__What the task asks__
Every line holding the string "Peak" should be gathered.

__Supplied material__
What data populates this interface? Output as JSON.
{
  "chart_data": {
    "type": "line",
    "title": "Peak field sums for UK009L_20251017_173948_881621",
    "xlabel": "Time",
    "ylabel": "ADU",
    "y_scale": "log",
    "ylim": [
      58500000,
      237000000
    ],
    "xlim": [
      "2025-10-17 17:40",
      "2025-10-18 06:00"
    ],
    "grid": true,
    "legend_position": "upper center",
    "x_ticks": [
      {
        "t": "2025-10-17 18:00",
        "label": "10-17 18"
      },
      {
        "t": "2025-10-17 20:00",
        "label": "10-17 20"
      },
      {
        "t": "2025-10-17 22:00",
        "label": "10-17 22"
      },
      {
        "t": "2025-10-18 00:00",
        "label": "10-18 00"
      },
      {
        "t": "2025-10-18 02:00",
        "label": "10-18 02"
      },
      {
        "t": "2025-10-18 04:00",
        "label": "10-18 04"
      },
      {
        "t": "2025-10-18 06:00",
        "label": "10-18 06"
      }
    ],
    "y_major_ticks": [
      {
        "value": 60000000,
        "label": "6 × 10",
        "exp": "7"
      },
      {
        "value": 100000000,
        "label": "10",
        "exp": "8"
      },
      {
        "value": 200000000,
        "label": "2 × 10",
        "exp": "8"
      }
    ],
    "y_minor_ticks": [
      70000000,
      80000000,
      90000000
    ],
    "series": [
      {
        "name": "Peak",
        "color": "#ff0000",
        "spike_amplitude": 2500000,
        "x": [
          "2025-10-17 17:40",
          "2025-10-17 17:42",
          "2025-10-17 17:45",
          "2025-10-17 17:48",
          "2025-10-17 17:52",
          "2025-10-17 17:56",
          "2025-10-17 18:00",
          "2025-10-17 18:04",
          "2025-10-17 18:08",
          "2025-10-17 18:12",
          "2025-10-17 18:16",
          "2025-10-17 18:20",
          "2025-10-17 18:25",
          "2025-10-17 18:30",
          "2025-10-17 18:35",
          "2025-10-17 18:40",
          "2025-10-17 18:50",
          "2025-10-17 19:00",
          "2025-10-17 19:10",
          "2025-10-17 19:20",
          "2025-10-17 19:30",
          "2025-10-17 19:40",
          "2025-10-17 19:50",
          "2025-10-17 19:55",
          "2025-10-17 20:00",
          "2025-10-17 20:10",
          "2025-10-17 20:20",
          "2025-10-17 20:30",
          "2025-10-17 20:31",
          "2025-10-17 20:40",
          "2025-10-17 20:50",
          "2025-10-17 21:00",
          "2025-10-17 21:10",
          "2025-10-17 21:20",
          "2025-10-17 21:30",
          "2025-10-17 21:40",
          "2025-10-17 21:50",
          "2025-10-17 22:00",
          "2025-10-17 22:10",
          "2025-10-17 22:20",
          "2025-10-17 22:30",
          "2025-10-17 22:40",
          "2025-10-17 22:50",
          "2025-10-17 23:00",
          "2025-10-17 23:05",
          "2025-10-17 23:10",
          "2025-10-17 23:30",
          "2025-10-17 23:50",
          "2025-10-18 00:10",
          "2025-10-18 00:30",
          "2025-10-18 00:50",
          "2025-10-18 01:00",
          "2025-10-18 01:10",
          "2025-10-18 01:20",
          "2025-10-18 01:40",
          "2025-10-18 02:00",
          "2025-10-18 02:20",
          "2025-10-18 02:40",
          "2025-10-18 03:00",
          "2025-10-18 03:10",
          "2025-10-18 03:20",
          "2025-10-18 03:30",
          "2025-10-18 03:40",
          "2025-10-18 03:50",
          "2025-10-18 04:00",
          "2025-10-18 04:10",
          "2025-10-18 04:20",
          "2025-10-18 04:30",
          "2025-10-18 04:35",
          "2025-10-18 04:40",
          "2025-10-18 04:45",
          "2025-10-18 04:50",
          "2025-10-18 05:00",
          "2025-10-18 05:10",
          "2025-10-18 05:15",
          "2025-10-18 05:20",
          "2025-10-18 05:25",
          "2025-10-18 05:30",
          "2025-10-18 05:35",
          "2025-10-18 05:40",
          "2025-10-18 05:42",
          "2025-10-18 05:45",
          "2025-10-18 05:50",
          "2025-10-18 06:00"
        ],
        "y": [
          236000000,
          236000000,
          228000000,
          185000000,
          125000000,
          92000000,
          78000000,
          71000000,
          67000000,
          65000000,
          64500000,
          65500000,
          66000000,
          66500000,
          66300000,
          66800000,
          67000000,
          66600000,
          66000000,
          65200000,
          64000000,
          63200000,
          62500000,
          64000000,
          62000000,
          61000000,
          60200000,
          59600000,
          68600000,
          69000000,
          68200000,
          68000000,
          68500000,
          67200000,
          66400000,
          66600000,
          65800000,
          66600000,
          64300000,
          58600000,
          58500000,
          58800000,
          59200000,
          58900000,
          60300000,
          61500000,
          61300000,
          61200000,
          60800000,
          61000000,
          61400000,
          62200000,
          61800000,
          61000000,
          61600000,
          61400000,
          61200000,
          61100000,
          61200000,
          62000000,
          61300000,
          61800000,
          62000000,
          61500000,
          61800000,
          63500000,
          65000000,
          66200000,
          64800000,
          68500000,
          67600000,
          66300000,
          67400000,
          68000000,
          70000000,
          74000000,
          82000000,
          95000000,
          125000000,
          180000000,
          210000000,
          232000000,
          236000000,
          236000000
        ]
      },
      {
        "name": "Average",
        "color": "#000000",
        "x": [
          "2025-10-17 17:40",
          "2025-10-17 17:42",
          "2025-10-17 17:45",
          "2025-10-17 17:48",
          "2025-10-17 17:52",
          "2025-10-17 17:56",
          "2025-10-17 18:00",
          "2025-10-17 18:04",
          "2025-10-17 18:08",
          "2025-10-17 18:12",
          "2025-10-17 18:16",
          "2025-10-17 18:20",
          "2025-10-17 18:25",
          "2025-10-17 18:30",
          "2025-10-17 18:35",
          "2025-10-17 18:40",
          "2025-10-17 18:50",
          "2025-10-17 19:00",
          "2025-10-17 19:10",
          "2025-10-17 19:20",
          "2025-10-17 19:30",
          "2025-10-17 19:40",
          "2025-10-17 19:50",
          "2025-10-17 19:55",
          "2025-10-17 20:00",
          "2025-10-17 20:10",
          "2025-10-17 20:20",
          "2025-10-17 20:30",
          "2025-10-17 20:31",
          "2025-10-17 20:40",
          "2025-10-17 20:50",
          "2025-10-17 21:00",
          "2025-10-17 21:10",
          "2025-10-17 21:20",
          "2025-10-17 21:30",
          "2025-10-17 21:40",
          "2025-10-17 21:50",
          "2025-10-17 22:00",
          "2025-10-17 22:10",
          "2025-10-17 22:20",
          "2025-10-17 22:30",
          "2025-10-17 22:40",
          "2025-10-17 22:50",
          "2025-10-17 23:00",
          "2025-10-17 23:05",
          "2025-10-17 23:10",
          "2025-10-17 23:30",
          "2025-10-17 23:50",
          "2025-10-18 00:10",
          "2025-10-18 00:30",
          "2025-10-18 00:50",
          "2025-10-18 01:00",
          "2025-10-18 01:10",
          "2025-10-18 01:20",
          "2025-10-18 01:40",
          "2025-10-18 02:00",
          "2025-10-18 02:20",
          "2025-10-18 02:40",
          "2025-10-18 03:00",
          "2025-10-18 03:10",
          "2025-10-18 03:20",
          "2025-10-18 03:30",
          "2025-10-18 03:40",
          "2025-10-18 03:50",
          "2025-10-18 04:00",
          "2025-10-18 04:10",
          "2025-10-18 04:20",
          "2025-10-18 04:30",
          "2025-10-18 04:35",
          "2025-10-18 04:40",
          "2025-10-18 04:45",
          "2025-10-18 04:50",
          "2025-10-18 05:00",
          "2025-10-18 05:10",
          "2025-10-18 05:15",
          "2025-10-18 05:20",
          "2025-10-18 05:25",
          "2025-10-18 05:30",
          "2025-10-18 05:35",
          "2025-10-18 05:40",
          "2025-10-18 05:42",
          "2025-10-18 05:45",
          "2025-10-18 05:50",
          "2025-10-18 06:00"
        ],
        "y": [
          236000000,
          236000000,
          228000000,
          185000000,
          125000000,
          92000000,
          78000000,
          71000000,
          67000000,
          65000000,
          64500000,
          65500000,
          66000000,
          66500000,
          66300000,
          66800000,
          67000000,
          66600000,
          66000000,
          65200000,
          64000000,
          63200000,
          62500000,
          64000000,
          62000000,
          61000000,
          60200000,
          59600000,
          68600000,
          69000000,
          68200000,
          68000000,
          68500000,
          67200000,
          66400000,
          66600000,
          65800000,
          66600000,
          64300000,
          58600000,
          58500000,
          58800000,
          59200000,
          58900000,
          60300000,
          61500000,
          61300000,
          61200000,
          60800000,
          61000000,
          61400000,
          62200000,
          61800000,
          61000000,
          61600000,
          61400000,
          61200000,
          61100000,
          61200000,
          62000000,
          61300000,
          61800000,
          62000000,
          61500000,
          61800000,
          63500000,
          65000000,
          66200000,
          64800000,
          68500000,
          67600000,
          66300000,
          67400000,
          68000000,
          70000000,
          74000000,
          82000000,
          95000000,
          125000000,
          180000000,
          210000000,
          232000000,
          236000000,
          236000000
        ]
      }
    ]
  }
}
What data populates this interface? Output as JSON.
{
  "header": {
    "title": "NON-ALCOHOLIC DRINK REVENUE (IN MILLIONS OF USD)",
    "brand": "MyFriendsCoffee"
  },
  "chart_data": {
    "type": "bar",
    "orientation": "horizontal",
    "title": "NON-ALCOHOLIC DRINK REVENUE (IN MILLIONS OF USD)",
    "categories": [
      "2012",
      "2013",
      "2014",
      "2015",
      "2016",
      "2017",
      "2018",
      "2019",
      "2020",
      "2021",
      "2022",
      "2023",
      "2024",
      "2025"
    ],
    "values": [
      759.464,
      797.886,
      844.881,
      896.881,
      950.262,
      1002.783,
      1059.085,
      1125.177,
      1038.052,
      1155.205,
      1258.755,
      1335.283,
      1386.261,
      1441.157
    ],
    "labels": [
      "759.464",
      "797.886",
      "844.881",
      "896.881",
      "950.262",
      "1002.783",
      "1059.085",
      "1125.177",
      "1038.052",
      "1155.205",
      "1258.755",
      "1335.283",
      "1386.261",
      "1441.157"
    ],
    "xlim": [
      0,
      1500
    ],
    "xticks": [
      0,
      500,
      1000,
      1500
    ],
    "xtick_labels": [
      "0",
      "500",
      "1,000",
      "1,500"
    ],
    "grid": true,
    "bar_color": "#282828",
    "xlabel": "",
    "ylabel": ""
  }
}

__Worked solution__
    "title": "Peak field sums for UK009L_20251017_173948_881621",
        "name": "Peak",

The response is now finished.